- _INSTRUCTIONS FOR THE TASK_: Using the abstract on Helicobacter pylori treatment and ulcer recurrence, decide whether each statement agrees with it, answering yes or no and quoting the exact words that settle it: 1. The study took place in a Veterans Affairs hospital. 2. Patients received maintenance antiulcer therapy after their ulcers healed. 3. Triple therapy was administered for the first 4 weeks of treatment.

Effect of Treatment of Helicobacter pylori Infection on the Long-term Recurrence of Gastric or Duodenal Ulcer

Abstract
Objective: To determine the effect of treating Helicobacter pylori infection on the recurrence of gastric and duodenal ulcer disease. ▪ Design: Follow-up of up to 2 years in patients with healed ulcers who had participated in randomized, controlled trials. ▪ Setting: A Veterans Affairs hospital. ▪ Participants: A total of 109 patients infected with H. pylori who had a recently healed duodenal (83 patients) or gastric ulcer (26 patients) as confirmed by endoscopy. ▪ Intervention: Patients received ranitidine, 300 mg, or ranitidine plus triple therapy. Triple therapy consisted of tetracycline, 2 g; metronidazole, 750 mg; and bismuth subsalicylate, 5 or 8 tablets (151 mg bismuth per tablet) and was administered for the first 2 weeks of treatment; ranitidine therapy was continued until the ulcer had healed or 16 weeks had elapsed. After ulcer healing, no maintenance antiulcer therapy was given. ▪ Measurements: Endoscopy to assess ulcer recurrence was done at 3-month intervals or when a patient developed symptoms, for a maximum of 2 years. ▪ Results: The probability of recurrence for patients who received triple therapy plus ranitidine was significantly lower than that for patients who received ranitidine alone: for patients with duodenal ulcer, 12% (95% Cl, 1% to 24%) compared with 95% (Cl, 84% to 100%); for patients with gastric ulcer, 13% (Cl, 4% to 31%) compared with 74% (44% to 100%). Fifty percent of patients who received ranitidine alone for healing of duodenal or gastric ulcer had a relapse within 12 weeks of healing. Ulcer recurrence in the triple therapy group was related to the failure to eradicate H. pylori and to the use of nonsteroidal anti-inflammatory drugs. ▪ Conclusions: Eradication of H. pylori infection markedly changes the natural history of peptic ulcer in patients with duodenal or gastric ulcer. Most peptic ulcers associated with H. pylori infection are curable.

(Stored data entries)
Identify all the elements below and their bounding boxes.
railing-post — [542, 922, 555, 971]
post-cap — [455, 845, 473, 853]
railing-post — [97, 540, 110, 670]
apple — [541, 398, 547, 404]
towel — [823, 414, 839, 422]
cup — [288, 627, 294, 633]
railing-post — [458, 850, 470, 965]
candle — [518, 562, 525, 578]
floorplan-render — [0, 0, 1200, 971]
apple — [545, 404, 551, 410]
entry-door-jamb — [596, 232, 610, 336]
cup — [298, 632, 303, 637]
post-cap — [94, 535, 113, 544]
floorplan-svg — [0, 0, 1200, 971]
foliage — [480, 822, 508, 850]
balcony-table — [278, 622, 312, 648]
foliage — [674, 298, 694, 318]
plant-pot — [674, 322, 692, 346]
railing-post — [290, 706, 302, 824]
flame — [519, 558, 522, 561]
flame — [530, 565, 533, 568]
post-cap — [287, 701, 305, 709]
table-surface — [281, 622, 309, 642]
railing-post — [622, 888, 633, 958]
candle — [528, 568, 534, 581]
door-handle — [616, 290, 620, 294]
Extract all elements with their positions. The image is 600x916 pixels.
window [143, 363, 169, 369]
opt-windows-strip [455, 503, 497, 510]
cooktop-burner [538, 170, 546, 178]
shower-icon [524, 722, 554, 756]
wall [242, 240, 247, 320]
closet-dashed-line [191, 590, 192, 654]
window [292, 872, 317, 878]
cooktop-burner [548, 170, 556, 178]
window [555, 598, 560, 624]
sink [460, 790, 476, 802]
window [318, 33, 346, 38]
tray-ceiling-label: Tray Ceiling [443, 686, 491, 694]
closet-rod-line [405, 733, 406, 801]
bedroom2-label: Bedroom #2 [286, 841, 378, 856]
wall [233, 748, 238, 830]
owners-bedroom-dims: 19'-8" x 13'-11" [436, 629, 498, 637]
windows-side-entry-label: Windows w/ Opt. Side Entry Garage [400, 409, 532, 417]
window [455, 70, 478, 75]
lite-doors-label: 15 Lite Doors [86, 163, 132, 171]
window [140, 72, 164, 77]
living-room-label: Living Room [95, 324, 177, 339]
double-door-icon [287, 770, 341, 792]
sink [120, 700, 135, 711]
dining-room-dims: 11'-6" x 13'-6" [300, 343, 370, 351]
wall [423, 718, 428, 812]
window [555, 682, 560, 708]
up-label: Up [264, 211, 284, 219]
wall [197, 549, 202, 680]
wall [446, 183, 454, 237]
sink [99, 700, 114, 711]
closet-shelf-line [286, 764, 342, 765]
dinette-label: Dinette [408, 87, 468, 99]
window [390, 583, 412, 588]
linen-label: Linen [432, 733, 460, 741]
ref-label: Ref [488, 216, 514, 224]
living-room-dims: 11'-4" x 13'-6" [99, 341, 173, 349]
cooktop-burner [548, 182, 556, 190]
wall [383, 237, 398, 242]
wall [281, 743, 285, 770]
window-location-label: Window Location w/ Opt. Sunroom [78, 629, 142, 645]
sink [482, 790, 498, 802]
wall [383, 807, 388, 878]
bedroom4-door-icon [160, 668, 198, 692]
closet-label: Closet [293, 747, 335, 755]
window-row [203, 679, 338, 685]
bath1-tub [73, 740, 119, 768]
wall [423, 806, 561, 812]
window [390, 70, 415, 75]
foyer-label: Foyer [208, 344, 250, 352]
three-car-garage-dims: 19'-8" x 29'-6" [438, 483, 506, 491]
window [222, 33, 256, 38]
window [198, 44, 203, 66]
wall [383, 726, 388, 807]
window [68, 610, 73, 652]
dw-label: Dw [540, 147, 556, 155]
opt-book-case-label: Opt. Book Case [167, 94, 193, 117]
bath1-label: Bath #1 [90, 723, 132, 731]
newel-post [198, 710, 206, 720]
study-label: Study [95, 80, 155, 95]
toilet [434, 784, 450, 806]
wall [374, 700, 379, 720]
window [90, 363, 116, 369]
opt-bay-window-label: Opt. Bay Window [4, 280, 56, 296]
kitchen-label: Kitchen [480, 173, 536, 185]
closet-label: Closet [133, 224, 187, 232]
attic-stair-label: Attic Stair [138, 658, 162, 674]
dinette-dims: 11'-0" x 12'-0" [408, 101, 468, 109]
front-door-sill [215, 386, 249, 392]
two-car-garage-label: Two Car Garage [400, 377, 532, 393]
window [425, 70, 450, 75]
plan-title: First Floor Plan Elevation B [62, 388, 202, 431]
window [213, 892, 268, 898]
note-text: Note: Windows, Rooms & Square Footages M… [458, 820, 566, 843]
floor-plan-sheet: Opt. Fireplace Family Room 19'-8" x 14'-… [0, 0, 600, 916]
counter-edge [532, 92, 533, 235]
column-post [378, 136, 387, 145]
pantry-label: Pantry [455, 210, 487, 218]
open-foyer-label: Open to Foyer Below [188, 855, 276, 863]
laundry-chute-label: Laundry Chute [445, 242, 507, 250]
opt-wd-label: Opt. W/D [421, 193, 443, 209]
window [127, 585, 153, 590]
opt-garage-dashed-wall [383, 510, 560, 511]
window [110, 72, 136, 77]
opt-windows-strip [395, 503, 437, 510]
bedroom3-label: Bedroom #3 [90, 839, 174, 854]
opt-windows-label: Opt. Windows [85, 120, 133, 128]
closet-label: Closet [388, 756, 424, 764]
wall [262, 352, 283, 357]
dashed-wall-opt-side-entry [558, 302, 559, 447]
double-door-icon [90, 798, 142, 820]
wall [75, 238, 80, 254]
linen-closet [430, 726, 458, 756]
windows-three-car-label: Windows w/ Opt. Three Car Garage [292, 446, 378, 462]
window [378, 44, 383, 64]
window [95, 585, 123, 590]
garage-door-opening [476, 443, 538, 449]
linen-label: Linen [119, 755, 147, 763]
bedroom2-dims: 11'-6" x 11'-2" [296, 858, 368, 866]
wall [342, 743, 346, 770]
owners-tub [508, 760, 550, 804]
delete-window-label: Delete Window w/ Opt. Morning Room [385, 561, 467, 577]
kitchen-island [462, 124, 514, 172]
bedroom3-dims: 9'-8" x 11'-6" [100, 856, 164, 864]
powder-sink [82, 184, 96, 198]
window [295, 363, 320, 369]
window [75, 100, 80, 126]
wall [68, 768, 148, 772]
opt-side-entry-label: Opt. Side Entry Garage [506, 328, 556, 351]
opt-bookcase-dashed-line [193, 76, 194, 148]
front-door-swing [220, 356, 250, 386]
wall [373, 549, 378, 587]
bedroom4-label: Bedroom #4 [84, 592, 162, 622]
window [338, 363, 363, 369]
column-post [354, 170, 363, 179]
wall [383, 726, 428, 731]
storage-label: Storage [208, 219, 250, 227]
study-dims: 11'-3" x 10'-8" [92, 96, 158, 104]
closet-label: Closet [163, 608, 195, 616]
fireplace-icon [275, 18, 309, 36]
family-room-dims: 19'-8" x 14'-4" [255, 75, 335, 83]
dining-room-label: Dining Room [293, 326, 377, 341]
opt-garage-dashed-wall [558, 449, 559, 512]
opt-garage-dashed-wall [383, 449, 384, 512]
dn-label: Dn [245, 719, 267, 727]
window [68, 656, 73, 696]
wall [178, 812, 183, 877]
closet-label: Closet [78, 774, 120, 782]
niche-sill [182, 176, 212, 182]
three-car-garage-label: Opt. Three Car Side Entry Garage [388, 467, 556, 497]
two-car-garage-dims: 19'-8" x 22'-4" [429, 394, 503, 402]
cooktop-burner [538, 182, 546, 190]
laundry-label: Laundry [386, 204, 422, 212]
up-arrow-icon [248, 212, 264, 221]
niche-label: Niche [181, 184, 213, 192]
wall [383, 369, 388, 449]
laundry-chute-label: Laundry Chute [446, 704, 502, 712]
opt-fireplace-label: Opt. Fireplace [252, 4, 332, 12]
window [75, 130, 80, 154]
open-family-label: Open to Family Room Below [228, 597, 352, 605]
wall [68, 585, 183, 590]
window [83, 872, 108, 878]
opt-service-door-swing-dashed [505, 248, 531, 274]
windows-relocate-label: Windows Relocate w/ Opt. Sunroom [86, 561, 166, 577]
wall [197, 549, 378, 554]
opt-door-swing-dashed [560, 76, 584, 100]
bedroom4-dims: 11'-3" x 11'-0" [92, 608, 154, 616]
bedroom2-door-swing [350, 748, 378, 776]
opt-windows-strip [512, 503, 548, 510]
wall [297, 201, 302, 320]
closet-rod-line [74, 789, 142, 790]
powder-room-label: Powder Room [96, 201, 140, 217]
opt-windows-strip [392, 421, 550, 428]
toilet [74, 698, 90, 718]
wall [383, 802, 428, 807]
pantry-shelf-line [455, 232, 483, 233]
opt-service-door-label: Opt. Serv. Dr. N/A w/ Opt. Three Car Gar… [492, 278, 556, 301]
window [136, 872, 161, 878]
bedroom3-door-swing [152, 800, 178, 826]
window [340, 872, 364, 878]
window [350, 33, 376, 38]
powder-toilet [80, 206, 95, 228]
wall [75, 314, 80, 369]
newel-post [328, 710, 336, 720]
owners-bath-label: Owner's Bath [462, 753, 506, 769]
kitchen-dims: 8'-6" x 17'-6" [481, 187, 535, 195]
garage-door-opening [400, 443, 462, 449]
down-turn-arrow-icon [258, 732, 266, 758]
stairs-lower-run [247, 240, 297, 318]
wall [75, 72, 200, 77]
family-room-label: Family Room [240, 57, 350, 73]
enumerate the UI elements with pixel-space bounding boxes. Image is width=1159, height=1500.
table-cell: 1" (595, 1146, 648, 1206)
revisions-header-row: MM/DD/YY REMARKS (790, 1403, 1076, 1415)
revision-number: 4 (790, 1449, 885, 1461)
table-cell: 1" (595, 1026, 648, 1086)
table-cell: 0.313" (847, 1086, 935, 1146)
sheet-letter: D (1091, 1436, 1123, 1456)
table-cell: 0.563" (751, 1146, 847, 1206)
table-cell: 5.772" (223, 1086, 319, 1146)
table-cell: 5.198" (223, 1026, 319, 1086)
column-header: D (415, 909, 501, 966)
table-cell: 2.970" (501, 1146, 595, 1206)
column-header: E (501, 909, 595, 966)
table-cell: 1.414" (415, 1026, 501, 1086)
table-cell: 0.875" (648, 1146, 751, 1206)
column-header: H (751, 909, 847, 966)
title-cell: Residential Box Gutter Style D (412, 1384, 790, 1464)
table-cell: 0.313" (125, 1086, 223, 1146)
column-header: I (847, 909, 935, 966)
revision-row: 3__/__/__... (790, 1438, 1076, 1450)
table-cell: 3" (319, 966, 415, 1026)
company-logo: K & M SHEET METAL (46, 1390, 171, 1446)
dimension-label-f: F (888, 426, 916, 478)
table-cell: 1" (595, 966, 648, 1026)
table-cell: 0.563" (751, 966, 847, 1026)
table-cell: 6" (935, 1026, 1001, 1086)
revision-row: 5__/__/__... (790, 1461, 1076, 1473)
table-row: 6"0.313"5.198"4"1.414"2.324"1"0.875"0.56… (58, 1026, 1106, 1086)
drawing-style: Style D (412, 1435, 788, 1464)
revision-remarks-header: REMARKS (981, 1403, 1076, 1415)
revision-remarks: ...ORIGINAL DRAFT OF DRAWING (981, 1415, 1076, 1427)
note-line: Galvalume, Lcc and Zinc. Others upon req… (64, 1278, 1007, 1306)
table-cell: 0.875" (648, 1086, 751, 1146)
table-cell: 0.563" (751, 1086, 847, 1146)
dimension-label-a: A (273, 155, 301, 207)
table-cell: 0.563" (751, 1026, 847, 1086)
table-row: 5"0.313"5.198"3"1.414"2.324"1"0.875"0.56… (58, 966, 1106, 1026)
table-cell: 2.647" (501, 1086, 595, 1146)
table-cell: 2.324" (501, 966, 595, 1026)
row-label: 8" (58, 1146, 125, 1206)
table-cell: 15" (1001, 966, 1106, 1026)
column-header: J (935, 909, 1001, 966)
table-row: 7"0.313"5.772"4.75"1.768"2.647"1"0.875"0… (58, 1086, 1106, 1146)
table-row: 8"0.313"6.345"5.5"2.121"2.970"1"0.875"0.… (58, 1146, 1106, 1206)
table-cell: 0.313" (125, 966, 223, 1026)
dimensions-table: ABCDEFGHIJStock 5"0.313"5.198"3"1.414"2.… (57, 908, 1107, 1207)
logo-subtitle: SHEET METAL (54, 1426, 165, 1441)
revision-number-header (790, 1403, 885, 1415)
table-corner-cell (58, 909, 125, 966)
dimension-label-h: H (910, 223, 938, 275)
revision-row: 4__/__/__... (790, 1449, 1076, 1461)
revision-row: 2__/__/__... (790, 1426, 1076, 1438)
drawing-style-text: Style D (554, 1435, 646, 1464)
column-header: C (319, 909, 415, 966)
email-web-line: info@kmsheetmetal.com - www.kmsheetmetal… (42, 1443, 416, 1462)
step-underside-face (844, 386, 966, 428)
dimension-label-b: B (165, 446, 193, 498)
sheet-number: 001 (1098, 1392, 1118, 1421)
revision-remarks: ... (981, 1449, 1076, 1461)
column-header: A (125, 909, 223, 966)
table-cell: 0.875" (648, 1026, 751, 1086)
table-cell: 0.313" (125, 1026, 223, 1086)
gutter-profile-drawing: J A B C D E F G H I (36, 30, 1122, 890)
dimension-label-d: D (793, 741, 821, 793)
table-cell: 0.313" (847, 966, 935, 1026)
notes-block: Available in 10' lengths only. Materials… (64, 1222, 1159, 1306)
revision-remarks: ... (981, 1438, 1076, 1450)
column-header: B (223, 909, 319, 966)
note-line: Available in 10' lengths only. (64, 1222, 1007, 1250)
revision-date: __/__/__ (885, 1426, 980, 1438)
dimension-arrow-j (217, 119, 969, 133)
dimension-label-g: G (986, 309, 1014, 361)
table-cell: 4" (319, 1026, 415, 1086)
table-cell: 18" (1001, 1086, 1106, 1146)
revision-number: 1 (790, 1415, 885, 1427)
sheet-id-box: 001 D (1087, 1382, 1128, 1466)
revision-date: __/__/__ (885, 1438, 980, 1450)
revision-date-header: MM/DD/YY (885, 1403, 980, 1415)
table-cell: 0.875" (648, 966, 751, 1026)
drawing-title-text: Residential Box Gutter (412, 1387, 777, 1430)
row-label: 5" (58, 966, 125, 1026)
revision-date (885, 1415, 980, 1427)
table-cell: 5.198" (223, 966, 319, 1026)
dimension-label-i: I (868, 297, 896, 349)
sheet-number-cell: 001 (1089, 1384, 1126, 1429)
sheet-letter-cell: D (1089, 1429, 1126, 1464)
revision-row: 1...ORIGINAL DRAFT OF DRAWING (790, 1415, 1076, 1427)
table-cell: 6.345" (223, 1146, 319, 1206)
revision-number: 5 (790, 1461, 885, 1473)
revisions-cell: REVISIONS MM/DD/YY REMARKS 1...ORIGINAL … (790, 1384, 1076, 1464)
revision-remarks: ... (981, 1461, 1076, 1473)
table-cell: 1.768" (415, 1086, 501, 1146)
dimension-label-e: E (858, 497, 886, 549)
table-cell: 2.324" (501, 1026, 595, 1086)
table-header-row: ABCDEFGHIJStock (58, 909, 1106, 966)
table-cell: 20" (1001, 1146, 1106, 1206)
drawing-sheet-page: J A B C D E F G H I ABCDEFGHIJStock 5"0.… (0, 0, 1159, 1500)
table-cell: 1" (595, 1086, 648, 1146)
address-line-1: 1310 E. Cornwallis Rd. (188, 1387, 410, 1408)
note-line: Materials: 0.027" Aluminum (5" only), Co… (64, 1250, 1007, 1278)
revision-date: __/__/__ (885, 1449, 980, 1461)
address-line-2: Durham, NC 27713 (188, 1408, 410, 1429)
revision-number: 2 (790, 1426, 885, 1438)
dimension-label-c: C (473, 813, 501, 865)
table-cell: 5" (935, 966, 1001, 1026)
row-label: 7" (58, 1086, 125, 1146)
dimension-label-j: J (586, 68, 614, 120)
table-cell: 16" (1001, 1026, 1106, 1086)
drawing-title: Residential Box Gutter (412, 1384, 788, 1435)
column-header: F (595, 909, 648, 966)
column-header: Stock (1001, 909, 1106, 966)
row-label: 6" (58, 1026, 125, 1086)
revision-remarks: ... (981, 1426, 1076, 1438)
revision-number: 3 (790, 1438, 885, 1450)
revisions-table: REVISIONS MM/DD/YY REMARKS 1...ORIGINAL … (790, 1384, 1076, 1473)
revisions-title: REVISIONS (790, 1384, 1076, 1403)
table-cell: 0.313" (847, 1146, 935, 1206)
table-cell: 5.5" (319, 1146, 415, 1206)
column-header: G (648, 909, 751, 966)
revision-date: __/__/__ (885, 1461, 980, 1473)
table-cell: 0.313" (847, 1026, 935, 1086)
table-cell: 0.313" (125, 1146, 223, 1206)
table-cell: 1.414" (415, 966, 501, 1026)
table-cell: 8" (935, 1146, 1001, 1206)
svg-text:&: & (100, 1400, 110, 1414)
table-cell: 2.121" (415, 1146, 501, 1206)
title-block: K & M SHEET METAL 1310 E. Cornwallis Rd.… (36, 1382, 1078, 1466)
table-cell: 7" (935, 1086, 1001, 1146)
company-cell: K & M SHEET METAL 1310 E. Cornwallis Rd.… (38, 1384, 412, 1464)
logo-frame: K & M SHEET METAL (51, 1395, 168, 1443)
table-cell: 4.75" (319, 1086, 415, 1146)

- _REPLY_:
1. Yes: "Setting: A Veterans Affairs hospital."
2. No: "After ulcer healing, no maintenance antiulcer therapy was given."
3. No: "was administered for the first 2 weeks of treatment"